__INPUT RECORDS__
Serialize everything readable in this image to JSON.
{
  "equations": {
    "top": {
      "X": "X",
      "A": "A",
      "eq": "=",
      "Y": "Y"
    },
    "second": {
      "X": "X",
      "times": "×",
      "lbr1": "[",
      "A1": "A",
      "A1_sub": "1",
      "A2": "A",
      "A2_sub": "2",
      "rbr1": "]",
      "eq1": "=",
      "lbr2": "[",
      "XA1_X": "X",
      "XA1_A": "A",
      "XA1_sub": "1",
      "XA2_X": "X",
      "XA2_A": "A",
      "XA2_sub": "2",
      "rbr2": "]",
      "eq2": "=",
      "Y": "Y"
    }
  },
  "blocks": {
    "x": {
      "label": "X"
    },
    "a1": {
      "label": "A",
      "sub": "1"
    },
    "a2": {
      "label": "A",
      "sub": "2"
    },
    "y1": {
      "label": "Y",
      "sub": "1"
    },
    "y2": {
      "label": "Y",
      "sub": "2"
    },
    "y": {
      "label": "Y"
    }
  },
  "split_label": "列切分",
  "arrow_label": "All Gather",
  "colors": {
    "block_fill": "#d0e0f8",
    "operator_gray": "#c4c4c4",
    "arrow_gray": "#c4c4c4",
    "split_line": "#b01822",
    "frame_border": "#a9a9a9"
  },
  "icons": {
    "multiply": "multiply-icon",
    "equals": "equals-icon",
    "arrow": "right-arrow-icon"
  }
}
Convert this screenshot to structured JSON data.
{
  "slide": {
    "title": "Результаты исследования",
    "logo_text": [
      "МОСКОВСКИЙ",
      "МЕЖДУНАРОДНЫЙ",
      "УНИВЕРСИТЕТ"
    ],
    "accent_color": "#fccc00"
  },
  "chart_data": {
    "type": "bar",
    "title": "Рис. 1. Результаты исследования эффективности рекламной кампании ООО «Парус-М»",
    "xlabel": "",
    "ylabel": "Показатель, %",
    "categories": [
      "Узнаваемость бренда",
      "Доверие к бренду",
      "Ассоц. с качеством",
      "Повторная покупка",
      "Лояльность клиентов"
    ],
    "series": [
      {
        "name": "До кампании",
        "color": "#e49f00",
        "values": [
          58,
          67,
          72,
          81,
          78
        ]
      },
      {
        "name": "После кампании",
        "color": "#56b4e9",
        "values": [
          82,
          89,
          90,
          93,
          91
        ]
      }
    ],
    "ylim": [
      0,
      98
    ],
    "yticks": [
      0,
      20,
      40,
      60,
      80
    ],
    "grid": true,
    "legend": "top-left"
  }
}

---

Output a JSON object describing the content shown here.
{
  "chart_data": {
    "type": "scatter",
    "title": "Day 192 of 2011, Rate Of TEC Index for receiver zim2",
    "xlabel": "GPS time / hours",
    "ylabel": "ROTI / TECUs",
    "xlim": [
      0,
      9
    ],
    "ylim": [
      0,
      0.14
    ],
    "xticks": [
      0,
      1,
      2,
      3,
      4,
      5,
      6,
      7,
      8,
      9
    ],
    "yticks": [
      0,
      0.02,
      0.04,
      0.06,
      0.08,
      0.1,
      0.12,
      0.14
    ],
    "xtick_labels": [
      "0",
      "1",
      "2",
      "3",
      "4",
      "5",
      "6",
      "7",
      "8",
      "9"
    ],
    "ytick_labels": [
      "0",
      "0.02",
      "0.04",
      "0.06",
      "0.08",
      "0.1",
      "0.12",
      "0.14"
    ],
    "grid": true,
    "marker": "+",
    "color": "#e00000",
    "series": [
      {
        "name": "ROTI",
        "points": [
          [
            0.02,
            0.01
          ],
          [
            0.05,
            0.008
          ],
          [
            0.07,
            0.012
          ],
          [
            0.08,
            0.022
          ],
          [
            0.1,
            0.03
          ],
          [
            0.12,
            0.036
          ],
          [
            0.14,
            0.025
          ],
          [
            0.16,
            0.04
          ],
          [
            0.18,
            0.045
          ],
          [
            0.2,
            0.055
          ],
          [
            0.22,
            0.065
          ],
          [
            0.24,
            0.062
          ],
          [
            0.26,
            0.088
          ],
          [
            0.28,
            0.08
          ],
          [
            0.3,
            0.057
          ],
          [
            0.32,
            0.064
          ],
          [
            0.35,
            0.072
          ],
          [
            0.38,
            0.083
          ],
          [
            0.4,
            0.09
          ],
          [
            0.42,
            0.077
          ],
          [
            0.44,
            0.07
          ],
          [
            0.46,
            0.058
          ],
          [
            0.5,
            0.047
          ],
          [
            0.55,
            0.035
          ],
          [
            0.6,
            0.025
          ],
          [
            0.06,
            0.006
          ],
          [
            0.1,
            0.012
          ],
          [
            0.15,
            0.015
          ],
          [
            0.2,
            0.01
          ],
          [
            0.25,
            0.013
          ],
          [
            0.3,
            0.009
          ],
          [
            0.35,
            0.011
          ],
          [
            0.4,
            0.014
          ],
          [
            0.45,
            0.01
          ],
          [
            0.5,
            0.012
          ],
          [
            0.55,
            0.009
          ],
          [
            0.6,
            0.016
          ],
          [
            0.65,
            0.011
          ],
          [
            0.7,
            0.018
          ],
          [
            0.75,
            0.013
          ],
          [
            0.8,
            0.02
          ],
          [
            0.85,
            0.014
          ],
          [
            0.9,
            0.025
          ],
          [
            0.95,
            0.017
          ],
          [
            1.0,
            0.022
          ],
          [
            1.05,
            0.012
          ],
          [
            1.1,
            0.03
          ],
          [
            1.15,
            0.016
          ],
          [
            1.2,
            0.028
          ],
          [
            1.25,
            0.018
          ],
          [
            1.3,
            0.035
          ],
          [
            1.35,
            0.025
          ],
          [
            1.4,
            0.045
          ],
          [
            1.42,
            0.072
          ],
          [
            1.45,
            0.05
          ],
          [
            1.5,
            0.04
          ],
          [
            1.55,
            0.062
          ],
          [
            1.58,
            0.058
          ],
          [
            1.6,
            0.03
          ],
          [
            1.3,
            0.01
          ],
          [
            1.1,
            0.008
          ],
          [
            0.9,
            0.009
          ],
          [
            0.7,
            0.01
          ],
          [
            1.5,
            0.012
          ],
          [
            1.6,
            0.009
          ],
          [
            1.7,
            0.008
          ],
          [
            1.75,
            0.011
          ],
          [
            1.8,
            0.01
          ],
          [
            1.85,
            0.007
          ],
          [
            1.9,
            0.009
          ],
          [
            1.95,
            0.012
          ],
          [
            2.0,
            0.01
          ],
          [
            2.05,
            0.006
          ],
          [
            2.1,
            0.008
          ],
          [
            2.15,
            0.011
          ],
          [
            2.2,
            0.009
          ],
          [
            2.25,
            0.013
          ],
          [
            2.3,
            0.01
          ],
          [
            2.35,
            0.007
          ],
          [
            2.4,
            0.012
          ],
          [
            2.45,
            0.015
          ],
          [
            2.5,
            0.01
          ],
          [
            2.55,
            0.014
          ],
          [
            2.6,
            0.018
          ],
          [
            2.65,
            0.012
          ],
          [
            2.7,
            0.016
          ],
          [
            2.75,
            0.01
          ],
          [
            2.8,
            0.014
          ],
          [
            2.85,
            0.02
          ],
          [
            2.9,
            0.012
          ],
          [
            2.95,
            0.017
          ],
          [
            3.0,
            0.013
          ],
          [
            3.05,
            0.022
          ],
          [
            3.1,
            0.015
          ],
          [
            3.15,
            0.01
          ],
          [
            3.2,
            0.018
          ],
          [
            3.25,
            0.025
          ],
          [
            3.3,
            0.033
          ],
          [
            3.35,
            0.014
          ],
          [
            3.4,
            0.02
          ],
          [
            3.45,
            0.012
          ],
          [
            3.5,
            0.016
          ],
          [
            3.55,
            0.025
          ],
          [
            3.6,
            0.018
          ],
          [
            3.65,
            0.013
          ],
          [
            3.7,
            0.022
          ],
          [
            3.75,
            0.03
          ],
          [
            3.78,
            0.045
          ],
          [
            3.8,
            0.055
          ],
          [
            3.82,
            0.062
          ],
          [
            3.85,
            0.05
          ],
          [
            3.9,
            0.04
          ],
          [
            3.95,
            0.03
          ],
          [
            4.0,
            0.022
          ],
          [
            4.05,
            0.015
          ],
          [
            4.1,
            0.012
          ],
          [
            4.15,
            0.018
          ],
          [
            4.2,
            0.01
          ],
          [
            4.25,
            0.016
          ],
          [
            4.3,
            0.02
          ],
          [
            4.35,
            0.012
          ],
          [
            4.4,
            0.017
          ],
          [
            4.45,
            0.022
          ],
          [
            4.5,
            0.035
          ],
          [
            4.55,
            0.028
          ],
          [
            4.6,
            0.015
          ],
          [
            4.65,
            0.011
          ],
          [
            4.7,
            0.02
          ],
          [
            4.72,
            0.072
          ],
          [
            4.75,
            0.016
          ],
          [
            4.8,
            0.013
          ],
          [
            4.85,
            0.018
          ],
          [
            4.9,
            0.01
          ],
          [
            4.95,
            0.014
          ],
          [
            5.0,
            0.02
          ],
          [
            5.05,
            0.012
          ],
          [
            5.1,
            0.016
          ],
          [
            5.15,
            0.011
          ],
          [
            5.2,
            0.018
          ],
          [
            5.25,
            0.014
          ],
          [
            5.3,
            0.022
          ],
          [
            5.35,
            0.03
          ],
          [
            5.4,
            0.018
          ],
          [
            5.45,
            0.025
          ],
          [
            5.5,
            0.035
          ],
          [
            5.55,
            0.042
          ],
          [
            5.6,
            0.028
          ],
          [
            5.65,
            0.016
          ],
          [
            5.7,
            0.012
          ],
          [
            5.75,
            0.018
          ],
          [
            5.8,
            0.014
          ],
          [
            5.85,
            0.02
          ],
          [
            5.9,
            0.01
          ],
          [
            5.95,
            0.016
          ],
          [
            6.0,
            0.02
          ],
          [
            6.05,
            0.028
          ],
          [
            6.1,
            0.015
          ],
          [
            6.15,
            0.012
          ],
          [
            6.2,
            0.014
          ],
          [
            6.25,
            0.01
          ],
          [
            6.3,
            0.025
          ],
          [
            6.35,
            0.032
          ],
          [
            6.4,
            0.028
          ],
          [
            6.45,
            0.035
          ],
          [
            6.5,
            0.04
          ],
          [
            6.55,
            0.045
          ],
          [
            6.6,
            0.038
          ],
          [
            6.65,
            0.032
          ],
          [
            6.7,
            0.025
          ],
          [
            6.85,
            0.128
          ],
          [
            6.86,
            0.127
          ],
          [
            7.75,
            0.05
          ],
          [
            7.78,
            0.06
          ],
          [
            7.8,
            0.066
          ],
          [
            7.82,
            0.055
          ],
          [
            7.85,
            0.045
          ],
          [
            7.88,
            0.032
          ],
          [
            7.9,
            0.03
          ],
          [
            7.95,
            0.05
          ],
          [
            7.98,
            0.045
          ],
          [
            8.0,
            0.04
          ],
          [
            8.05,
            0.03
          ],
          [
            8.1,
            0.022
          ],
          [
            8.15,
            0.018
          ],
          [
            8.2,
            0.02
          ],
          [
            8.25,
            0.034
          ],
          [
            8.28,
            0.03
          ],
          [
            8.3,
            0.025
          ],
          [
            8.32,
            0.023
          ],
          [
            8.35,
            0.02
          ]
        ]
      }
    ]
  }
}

__SHORT PROBLEM__
Write out every line of the listing that holds the word "title".

__SOLUTION FOR THIS TASK__
    "title": "Результаты исследования",
    "title": "Рис. 1. Результаты исследования эффективности рекламной кампании ООО «Парус-М»",
    "title": "Day 192 of 2011, Rate Of TEC Index for receiver zim2",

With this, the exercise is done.